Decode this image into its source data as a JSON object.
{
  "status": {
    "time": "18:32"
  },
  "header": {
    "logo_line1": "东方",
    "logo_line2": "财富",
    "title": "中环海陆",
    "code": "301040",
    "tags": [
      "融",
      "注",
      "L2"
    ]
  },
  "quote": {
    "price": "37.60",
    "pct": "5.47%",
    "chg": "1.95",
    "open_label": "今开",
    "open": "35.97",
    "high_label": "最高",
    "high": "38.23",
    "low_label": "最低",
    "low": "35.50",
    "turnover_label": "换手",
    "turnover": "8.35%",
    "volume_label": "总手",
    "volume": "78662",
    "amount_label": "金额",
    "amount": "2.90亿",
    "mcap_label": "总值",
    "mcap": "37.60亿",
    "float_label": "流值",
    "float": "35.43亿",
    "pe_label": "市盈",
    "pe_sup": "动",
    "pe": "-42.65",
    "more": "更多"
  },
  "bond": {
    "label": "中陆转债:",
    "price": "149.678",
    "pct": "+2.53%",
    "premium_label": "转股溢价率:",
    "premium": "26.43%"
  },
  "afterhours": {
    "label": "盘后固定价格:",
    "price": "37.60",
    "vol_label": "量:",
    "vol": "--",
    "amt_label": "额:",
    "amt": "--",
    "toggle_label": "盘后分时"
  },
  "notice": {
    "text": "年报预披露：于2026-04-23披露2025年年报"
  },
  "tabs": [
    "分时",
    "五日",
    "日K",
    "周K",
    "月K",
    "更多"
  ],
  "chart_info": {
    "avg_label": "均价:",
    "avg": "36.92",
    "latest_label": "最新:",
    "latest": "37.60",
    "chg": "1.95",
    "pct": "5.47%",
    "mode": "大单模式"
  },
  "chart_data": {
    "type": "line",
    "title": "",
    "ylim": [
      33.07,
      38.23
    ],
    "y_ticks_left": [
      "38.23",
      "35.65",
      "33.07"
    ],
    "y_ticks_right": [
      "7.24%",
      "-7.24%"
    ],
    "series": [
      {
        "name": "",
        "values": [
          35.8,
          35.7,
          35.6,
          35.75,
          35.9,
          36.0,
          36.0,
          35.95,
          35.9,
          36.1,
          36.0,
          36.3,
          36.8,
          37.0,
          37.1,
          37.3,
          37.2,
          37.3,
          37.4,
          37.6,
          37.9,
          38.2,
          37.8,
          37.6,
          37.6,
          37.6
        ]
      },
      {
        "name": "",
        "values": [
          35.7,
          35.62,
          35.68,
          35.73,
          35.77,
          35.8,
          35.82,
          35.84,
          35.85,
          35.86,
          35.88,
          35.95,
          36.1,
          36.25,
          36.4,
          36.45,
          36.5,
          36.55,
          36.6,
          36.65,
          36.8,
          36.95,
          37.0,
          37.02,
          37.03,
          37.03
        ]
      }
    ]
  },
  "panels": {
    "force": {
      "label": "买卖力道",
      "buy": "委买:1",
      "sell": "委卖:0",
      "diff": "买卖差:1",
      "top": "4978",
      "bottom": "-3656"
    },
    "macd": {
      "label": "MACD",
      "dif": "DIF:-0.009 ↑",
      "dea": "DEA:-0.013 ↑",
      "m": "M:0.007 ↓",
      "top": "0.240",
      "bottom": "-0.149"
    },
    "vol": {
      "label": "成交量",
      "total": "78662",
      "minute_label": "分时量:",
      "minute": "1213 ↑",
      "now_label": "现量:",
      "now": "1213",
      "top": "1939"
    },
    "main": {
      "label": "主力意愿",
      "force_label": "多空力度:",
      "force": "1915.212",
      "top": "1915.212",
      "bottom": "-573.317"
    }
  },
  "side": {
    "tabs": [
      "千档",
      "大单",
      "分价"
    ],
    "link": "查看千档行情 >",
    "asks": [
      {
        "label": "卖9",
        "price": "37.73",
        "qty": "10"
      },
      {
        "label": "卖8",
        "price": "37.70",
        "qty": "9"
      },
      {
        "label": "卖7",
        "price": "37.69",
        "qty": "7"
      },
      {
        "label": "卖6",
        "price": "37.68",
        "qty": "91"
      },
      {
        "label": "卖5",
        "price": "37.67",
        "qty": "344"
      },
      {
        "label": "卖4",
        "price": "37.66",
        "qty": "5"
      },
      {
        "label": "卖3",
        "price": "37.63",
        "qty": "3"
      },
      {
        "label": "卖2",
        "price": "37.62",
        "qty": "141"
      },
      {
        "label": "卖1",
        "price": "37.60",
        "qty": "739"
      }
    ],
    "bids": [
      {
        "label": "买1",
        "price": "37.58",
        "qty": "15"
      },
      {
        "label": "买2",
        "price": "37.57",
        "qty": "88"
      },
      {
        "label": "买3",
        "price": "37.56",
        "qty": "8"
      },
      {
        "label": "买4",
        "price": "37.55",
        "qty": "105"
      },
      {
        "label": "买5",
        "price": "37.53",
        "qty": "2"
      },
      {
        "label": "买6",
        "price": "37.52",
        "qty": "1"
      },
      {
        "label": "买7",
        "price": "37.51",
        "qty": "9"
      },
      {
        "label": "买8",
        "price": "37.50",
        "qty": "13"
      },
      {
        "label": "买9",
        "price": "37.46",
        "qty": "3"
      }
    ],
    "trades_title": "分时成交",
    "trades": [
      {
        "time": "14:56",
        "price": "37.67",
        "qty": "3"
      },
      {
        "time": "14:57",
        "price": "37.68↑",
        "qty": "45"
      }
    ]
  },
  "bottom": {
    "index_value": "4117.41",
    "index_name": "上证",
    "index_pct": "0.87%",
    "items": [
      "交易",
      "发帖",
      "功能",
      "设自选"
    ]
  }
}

**STATED EXERCISE**
Transcribe the records above exactly as they appear.

**SOLUTION FOR THIS EXERCISE**
Decode this image into its source data as a JSON object.
{
  "status": {
    "time": "18:32"
  },
  "header": {
    "logo_line1": "东方",
    "logo_line2": "财富",
    "title": "中环海陆",
    "code": "301040",
    "tags": [
      "融",
      "注",
      "L2"
    ]
  },
  "quote": {
    "price": "37.60",
    "pct": "5.47%",
    "chg": "1.95",
    "open_label": "今开",
    "open": "35.97",
    "high_label": "最高",
    "high": "38.23",
    "low_label": "最低",
    "low": "35.50",
    "turnover_label": "换手",
    "turnover": "8.35%",
    "volume_label": "总手",
    "volume": "78662",
    "amount_label": "金额",
    "amount": "2.90亿",
    "mcap_label": "总值",
    "mcap": "37.60亿",
    "float_label": "流值",
    "float": "35.43亿",
    "pe_label": "市盈",
    "pe_sup": "动",
    "pe": "-42.65",
    "more": "更多"
  },
  "bond": {
    "label": "中陆转债:",
    "price": "149.678",
    "pct": "+2.53%",
    "premium_label": "转股溢价率:",
    "premium": "26.43%"
  },
  "afterhours": {
    "label": "盘后固定价格:",
    "price": "37.60",
    "vol_label": "量:",
    "vol": "--",
    "amt_label": "额:",
    "amt": "--",
    "toggle_label": "盘后分时"
  },
  "notice": {
    "text": "年报预披露：于2026-04-23披露2025年年报"
  },
  "tabs": [
    "分时",
    "五日",
    "日K",
    "周K",
    "月K",
    "更多"
  ],
  "chart_info": {
    "avg_label": "均价:",
    "avg": "36.92",
    "latest_label": "最新:",
    "latest": "37.60",
    "chg": "1.95",
    "pct": "5.47%",
    "mode": "大单模式"
  },
  "chart_data": {
    "type": "line",
    "title": "",
    "ylim": [
      33.07,
      38.23
    ],
    "y_ticks_left": [
      "38.23",
      "35.65",
      "33.07"
    ],
    "y_ticks_right": [
      "7.24%",
      "-7.24%"
    ],
    "series": [
      {
        "name": "",
        "values": [
          35.8,
          35.7,
          35.6,
          35.75,
          35.9,
          36.0,
          36.0,
          35.95,
          35.9,
          36.1,
          36.0,
          36.3,
          36.8,
          37.0,
          37.1,
          37.3,
          37.2,
          37.3,
          37.4,
          37.6,
          37.9,
          38.2,
          37.8,
          37.6,
          37.6,
          37.6
        ]
      },
      {
        "name": "",
        "values": [
          35.7,
          35.62,
          35.68,
          35.73,
          35.77,
          35.8,
          35.82,
          35.84,
          35.85,
          35.86,
          35.88,
          35.95,
          36.1,
          36.25,
          36.4,
          36.45,
          36.5,
          36.55,
          36.6,
          36.65,
          36.8,
          36.95,
          37.0,
          37.02,
          37.03,
          37.03
        ]
      }
    ]
  },
  "panels": {
    "force": {
      "label": "买卖力道",
      "buy": "委买:1",
      "sell": "委卖:0",
      "diff": "买卖差:1",
      "top": "4978",
      "bottom": "-3656"
    },
    "macd": {
      "label": "MACD",
      "dif": "DIF:-0.009 ↑",
      "dea": "DEA:-0.013 ↑",
      "m": "M:0.007 ↓",
      "top": "0.240",
      "bottom": "-0.149"
    },
    "vol": {
      "label": "成交量",
      "total": "78662",
      "minute_label": "分时量:",
      "minute": "1213 ↑",
      "now_label": "现量:",
      "now": "1213",
      "top": "1939"
    },
    "main": {
      "label": "主力意愿",
      "force_label": "多空力度:",
      "force": "1915.212",
      "top": "1915.212",
      "bottom": "-573.317"
    }
  },
  "side": {
    "tabs": [
      "千档",
      "大单",
      "分价"
    ],
    "link": "查看千档行情 >",
    "asks": [
      {
        "label": "卖9",
        "price": "37.73",
        "qty": "10"
      },
      {
        "label": "卖8",
        "price": "37.70",
        "qty": "9"
      },
      {
        "label": "卖7",
        "price": "37.69",
        "qty": "7"
      },
      {
        "label": "卖6",
        "price": "37.68",
        "qty": "91"
      },
      {
        "label": "卖5",
        "price": "37.67",
        "qty": "344"
      },
      {
        "label": "卖4",
        "price": "37.66",
        "qty": "5"
      },
      {
        "label": "卖3",
        "price": "37.63",
        "qty": "3"
      },
      {
        "label": "卖2",
        "price": "37.62",
        "qty": "141"
      },
      {
        "label": "卖1",
        "price": "37.60",
        "qty": "739"
      }
    ],
    "bids": [
      {
        "label": "买1",
        "price": "37.58",
        "qty": "15"
      },
      {
        "label": "买2",
        "price": "37.57",
        "qty": "88"
      },
      {
        "label": "买3",
        "price": "37.56",
        "qty": "8"
      },
      {
        "label": "买4",
        "price": "37.55",
        "qty": "105"
      },
      {
        "label": "买5",
        "price": "37.53",
        "qty": "2"
      },
      {
        "label": "买6",
        "price": "37.52",
        "qty": "1"
      },
      {
        "label": "买7",
        "price": "37.51",
        "qty": "9"
      },
      {
        "label": "买8",
        "price": "37.50",
        "qty": "13"
      },
      {
        "label": "买9",
        "price": "37.46",
        "qty": "3"
      }
    ],
    "trades_title": "分时成交",
    "trades": [
      {
        "time": "14:56",
        "price": "37.67",
        "qty": "3"
      },
      {
        "time": "14:57",
        "price": "37.68↑",
        "qty": "45"
      }
    ]
  },
  "bottom": {
    "index_value": "4117.41",
    "index_name": "上证",
    "index_pct": "0.87%",
    "items": [
      "交易",
      "发帖",
      "功能",
      "设自选"
    ]
  }
}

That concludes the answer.